Dataset rows:
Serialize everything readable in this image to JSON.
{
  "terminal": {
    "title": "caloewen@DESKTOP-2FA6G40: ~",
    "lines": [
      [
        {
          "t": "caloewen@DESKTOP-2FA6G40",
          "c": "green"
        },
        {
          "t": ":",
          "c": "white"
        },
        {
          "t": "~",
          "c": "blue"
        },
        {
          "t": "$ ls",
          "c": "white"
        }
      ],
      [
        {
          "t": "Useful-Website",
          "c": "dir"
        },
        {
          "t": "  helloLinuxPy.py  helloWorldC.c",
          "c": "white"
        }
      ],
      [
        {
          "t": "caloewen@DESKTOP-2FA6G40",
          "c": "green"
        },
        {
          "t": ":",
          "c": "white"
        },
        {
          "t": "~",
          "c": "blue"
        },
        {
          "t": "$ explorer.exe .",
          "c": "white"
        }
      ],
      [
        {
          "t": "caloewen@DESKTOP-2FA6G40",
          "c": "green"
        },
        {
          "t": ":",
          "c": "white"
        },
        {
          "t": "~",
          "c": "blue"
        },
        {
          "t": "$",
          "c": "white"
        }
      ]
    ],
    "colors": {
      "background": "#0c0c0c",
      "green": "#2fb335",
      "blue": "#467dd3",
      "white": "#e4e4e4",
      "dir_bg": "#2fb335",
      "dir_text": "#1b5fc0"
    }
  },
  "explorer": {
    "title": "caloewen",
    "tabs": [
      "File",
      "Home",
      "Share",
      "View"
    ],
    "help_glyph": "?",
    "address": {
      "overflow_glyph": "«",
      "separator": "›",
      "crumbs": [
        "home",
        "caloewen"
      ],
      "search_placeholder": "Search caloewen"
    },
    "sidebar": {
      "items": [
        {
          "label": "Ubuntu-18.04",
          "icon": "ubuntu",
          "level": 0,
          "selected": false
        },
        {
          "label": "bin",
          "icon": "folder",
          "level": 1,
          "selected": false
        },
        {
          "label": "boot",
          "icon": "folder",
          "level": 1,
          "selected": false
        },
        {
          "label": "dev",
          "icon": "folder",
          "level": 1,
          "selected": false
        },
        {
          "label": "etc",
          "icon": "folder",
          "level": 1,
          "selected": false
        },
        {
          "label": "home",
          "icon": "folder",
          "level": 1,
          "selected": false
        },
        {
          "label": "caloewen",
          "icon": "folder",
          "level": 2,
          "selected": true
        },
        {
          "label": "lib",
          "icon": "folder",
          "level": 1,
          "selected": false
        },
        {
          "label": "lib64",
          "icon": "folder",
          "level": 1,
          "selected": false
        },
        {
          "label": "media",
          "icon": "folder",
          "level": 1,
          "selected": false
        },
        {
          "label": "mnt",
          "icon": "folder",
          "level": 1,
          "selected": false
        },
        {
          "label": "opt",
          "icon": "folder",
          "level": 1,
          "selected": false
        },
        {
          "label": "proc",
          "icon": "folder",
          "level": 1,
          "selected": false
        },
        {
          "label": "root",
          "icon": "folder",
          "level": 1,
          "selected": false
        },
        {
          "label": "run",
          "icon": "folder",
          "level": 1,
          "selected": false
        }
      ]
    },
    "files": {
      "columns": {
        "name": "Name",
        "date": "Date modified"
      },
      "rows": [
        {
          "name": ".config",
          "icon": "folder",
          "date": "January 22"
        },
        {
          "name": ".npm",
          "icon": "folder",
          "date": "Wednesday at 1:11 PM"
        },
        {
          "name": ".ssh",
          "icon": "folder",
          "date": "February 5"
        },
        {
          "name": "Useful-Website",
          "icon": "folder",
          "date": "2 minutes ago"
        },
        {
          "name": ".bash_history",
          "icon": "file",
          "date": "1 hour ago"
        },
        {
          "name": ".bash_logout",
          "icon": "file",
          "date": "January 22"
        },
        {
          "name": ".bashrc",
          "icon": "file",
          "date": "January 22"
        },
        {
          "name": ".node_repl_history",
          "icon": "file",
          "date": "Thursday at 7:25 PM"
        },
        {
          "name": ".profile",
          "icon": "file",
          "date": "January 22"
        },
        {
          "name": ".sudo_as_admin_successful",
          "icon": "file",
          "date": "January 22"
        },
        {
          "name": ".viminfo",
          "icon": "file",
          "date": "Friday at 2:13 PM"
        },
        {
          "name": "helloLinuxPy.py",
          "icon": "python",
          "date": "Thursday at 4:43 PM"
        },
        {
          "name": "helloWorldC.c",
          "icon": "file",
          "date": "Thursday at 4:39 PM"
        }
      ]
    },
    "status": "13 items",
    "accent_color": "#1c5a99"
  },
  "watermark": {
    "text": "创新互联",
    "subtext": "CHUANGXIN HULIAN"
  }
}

* _WHAT IS EXPECTED_: Nothing should be left out: return all of the records exactly.

* _EXERCISE ANSWER_:
Serialize everything readable in this image to JSON.
{
  "terminal": {
    "title": "caloewen@DESKTOP-2FA6G40: ~",
    "lines": [
      [
        {
          "t": "caloewen@DESKTOP-2FA6G40",
          "c": "green"
        },
        {
          "t": ":",
          "c": "white"
        },
        {
          "t": "~",
          "c": "blue"
        },
        {
          "t": "$ ls",
          "c": "white"
        }
      ],
      [
        {
          "t": "Useful-Website",
          "c": "dir"
        },
        {
          "t": "  helloLinuxPy.py  helloWorldC.c",
          "c": "white"
        }
      ],
      [
        {
          "t": "caloewen@DESKTOP-2FA6G40",
          "c": "green"
        },
        {
          "t": ":",
          "c": "white"
        },
        {
          "t": "~",
          "c": "blue"
        },
        {
          "t": "$ explorer.exe .",
          "c": "white"
        }
      ],
      [
        {
          "t": "caloewen@DESKTOP-2FA6G40",
          "c": "green"
        },
        {
          "t": ":",
          "c": "white"
        },
        {
          "t": "~",
          "c": "blue"
        },
        {
          "t": "$",
          "c": "white"
        }
      ]
    ],
    "colors": {
      "background": "#0c0c0c",
      "green": "#2fb335",
      "blue": "#467dd3",
      "white": "#e4e4e4",
      "dir_bg": "#2fb335",
      "dir_text": "#1b5fc0"
    }
  },
  "explorer": {
    "title": "caloewen",
    "tabs": [
      "File",
      "Home",
      "Share",
      "View"
    ],
    "help_glyph": "?",
    "address": {
      "overflow_glyph": "«",
      "separator": "›",
      "crumbs": [
        "home",
        "caloewen"
      ],
      "search_placeholder": "Search caloewen"
    },
    "sidebar": {
      "items": [
        {
          "label": "Ubuntu-18.04",
          "icon": "ubuntu",
          "level": 0,
          "selected": false
        },
        {
          "label": "bin",
          "icon": "folder",
          "level": 1,
          "selected": false
        },
        {
          "label": "boot",
          "icon": "folder",
          "level": 1,
          "selected": false
        },
        {
          "label": "dev",
          "icon": "folder",
          "level": 1,
          "selected": false
        },
        {
          "label": "etc",
          "icon": "folder",
          "level": 1,
          "selected": false
        },
        {
          "label": "home",
          "icon": "folder",
          "level": 1,
          "selected": false
        },
        {
          "label": "caloewen",
          "icon": "folder",
          "level": 2,
          "selected": true
        },
        {
          "label": "lib",
          "icon": "folder",
          "level": 1,
          "selected": false
        },
        {
          "label": "lib64",
          "icon": "folder",
          "level": 1,
          "selected": false
        },
        {
          "label": "media",
          "icon": "folder",
          "level": 1,
          "selected": false
        },
        {
          "label": "mnt",
          "icon": "folder",
          "level": 1,
          "selected": false
        },
        {
          "label": "opt",
          "icon": "folder",
          "level": 1,
          "selected": false
        },
        {
          "label": "proc",
          "icon": "folder",
          "level": 1,
          "selected": false
        },
        {
          "label": "root",
          "icon": "folder",
          "level": 1,
          "selected": false
        },
        {
          "label": "run",
          "icon": "folder",
          "level": 1,
          "selected": false
        }
      ]
    },
    "files": {
      "columns": {
        "name": "Name",
        "date": "Date modified"
      },
      "rows": [
        {
          "name": ".config",
          "icon": "folder",
          "date": "January 22"
        },
        {
          "name": ".npm",
          "icon": "folder",
          "date": "Wednesday at 1:11 PM"
        },
        {
          "name": ".ssh",
          "icon": "folder",
          "date": "February 5"
        },
        {
          "name": "Useful-Website",
          "icon": "folder",
          "date": "2 minutes ago"
        },
        {
          "name": ".bash_history",
          "icon": "file",
          "date": "1 hour ago"
        },
        {
          "name": ".bash_logout",
          "icon": "file",
          "date": "January 22"
        },
        {
          "name": ".bashrc",
          "icon": "file",
          "date": "January 22"
        },
        {
          "name": ".node_repl_history",
          "icon": "file",
          "date": "Thursday at 7:25 PM"
        },
        {
          "name": ".profile",
          "icon": "file",
          "date": "January 22"
        },
        {
          "name": ".sudo_as_admin_successful",
          "icon": "file",
          "date": "January 22"
        },
        {
          "name": ".viminfo",
          "icon": "file",
          "date": "Friday at 2:13 PM"
        },
        {
          "name": "helloLinuxPy.py",
          "icon": "python",
          "date": "Thursday at 4:43 PM"
        },
        {
          "name": "helloWorldC.c",
          "icon": "file",
          "date": "Thursday at 4:39 PM"
        }
      ]
    },
    "status": "13 items",
    "accent_color": "#1c5a99"
  },
  "watermark": {
    "text": "创新互联",
    "subtext": "CHUANGXIN HULIAN"
  }
}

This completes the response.